%%

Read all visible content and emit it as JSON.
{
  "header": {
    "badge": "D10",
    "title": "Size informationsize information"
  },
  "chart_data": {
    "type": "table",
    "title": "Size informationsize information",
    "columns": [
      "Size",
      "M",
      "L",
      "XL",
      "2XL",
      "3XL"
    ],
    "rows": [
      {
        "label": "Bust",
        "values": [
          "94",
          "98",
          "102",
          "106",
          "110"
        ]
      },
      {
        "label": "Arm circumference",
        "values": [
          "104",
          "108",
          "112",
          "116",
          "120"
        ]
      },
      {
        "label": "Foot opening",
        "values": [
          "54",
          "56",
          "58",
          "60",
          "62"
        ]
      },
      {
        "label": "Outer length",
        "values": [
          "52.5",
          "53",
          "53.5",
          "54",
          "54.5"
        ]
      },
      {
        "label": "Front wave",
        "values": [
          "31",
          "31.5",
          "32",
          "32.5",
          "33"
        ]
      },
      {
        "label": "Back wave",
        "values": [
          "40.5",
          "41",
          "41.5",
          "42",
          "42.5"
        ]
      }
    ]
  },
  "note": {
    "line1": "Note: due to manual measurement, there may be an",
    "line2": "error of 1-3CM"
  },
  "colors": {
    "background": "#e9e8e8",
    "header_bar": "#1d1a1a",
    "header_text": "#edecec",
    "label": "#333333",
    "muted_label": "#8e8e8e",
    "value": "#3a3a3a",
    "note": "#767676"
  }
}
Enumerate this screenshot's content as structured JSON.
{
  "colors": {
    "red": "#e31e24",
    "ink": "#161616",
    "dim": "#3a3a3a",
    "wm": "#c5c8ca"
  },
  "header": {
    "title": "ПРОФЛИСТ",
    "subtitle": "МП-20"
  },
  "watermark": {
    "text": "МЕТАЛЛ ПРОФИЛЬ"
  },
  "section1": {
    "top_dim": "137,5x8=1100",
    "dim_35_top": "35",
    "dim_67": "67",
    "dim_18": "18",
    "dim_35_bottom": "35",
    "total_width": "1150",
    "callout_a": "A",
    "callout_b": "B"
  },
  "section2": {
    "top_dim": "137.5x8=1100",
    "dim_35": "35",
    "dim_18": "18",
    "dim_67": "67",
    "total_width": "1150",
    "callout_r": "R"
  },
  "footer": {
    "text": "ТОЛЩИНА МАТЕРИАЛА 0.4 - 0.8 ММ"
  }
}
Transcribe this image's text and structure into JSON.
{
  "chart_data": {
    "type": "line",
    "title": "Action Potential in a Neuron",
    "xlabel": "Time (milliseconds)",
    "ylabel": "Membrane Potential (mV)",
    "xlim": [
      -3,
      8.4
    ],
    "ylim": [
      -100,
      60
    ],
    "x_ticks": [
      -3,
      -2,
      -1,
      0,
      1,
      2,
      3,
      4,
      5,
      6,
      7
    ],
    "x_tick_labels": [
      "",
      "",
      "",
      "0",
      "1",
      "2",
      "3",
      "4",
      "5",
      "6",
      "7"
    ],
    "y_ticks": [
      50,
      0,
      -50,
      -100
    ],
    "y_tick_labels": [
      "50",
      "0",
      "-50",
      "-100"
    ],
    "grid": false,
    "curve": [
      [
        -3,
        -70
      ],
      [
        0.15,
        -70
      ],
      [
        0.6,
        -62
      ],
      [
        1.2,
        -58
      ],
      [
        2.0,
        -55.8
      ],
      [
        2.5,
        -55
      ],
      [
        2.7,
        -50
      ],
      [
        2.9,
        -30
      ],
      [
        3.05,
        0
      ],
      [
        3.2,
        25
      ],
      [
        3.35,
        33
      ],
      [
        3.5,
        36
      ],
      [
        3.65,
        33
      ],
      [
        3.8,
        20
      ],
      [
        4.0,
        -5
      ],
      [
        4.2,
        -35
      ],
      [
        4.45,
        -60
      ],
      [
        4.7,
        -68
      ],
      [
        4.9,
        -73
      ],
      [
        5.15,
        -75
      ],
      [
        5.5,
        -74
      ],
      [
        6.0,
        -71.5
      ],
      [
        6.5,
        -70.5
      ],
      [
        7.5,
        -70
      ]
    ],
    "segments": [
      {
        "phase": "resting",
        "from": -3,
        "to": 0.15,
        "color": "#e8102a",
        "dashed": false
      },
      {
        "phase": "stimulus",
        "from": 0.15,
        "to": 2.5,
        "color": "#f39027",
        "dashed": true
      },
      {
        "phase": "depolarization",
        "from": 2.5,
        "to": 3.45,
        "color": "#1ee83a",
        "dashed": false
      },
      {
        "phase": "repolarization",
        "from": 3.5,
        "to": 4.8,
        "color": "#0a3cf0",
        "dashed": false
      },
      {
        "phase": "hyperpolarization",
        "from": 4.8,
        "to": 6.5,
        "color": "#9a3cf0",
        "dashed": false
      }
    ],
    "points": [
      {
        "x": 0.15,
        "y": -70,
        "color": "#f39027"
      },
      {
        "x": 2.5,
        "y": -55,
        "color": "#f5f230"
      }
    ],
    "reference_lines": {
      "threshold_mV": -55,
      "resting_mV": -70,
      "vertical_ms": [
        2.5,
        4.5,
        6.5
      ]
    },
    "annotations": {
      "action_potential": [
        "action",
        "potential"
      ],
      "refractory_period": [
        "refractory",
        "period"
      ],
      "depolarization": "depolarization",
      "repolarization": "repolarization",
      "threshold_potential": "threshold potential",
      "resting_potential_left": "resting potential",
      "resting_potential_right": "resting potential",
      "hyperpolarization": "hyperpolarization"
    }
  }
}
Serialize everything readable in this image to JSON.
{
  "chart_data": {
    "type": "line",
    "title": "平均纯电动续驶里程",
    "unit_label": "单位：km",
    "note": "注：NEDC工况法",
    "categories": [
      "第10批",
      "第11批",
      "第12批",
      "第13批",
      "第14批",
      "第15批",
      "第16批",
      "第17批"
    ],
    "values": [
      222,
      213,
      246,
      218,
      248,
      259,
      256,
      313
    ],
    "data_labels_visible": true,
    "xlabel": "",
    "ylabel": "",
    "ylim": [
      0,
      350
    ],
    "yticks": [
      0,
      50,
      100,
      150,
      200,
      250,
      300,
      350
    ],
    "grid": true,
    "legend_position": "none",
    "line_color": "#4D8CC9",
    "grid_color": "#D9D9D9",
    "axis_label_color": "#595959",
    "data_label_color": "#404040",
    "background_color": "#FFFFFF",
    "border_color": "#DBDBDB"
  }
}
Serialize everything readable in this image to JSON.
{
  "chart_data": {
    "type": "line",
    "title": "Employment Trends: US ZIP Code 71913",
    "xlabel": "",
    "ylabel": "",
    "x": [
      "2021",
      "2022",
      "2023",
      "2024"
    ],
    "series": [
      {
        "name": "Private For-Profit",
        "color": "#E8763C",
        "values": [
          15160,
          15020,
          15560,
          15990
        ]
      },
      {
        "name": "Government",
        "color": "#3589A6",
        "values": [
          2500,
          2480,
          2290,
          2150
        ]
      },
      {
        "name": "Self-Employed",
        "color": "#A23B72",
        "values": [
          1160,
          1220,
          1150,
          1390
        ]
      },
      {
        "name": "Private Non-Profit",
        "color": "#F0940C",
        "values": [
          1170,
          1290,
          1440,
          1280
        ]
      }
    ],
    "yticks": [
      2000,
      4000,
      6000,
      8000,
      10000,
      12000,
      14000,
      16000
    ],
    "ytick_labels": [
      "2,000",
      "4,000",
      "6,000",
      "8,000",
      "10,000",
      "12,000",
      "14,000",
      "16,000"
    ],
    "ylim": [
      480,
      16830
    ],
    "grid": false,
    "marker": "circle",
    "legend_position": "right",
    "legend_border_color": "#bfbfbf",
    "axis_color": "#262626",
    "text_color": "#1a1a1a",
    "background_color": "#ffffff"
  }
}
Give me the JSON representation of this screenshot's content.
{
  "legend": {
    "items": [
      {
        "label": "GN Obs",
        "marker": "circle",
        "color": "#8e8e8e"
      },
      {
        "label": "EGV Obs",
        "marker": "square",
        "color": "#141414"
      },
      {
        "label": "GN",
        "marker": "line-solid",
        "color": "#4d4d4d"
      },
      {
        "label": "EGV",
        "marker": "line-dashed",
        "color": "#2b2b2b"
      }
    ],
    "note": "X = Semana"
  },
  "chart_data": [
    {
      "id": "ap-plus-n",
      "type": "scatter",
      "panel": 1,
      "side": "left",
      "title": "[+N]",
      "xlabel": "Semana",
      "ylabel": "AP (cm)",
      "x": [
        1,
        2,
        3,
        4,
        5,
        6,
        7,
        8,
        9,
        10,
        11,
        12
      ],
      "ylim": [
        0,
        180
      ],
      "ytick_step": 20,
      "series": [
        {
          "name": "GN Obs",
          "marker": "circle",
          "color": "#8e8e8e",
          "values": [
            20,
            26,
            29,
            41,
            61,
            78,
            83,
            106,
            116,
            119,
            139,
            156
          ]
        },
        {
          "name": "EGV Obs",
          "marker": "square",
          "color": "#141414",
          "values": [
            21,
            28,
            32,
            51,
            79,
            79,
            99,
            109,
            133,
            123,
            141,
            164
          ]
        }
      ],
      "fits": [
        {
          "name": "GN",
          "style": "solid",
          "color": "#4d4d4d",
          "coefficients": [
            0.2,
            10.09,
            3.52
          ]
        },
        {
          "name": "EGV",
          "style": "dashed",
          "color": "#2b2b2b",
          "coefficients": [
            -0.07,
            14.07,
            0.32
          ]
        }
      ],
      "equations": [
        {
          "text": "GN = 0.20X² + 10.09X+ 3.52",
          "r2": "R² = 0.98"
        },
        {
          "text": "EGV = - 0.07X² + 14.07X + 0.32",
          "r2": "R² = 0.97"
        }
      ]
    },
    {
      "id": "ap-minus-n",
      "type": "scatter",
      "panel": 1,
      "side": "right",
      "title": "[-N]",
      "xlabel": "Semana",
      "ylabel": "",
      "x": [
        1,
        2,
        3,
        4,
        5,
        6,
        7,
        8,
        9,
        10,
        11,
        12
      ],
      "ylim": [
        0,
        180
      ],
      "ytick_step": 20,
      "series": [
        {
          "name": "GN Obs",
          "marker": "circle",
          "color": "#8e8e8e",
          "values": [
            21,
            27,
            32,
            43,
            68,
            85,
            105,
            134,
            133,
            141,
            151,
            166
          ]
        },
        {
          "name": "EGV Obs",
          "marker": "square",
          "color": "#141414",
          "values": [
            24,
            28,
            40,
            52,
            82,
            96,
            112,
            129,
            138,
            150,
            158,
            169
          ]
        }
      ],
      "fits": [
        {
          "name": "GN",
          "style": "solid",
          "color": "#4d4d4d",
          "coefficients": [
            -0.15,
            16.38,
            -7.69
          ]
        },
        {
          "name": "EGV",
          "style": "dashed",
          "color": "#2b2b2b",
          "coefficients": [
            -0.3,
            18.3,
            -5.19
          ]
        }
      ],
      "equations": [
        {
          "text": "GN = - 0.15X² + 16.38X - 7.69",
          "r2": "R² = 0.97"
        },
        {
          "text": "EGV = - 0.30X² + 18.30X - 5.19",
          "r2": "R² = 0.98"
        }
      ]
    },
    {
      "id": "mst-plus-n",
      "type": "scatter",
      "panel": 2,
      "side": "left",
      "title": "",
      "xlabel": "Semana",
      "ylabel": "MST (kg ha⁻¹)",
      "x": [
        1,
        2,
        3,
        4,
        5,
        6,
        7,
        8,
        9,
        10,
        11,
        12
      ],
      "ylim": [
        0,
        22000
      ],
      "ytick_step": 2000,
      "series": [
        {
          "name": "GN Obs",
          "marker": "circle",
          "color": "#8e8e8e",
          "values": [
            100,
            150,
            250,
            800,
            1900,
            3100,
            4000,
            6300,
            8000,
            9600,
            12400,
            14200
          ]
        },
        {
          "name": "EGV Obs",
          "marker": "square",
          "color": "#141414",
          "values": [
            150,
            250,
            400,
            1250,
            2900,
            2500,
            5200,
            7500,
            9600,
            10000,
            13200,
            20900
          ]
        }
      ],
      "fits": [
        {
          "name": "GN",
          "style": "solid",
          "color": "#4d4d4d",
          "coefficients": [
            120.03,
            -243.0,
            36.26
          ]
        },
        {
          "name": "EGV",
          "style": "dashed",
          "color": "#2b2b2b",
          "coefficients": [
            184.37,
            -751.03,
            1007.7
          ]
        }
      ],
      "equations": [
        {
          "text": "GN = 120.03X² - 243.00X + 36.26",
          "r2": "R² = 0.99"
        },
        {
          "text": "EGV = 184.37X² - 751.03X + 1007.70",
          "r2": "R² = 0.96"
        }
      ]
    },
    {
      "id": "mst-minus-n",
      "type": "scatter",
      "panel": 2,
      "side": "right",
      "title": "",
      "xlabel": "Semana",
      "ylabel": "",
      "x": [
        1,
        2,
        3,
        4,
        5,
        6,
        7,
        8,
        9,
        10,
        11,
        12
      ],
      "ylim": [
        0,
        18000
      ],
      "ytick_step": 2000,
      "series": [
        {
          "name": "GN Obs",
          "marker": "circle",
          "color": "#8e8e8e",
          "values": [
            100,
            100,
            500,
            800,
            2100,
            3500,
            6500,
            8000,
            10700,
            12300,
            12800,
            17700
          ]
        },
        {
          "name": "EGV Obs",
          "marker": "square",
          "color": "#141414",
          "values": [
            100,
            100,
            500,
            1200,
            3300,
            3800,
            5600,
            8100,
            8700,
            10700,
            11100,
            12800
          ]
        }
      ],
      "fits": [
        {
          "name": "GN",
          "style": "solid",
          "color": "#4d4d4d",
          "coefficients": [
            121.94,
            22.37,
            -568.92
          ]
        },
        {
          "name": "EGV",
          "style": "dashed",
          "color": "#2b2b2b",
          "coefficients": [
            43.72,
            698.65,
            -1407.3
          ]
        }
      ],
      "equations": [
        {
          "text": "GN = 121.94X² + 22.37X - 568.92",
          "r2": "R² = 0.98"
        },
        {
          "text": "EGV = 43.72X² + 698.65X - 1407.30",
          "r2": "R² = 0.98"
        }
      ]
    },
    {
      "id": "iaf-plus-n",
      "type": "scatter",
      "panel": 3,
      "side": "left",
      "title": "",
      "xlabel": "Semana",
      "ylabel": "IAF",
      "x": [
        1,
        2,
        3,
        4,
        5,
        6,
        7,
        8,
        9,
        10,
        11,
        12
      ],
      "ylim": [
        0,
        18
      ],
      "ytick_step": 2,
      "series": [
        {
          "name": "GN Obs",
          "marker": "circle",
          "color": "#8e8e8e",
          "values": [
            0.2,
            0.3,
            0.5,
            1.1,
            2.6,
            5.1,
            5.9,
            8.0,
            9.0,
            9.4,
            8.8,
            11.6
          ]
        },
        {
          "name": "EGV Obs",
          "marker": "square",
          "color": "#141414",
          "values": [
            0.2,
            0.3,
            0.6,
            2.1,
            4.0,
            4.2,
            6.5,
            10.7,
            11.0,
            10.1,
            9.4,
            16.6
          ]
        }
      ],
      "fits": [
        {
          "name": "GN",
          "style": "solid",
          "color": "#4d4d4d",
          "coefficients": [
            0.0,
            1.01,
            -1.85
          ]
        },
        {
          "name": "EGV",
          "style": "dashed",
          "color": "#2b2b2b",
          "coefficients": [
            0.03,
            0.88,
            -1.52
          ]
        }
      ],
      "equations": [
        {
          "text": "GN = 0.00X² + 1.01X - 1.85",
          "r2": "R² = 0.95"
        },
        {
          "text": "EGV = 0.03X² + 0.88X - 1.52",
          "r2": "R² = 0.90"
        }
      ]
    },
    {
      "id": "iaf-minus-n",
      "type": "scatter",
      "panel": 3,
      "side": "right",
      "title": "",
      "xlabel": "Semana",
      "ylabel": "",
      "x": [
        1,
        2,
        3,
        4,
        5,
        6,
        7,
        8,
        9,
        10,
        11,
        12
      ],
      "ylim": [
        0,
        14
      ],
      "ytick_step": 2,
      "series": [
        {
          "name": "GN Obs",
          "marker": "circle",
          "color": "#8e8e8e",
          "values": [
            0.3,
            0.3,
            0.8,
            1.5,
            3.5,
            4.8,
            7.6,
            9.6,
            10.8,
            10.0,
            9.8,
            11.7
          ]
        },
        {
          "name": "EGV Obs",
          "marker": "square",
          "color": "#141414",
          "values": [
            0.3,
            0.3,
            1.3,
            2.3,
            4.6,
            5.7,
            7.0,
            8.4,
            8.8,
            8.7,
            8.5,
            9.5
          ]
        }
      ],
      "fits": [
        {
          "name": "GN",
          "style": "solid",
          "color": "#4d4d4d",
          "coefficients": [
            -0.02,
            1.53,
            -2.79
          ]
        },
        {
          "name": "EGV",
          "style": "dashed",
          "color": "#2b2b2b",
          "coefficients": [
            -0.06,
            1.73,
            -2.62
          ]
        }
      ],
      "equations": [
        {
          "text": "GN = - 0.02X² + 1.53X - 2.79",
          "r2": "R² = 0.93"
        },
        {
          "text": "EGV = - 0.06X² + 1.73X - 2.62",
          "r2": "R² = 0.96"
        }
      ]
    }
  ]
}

%%

#### Exercise prompt:
Find how many lines hold the string "content", and state that number alone.

#### The response:
3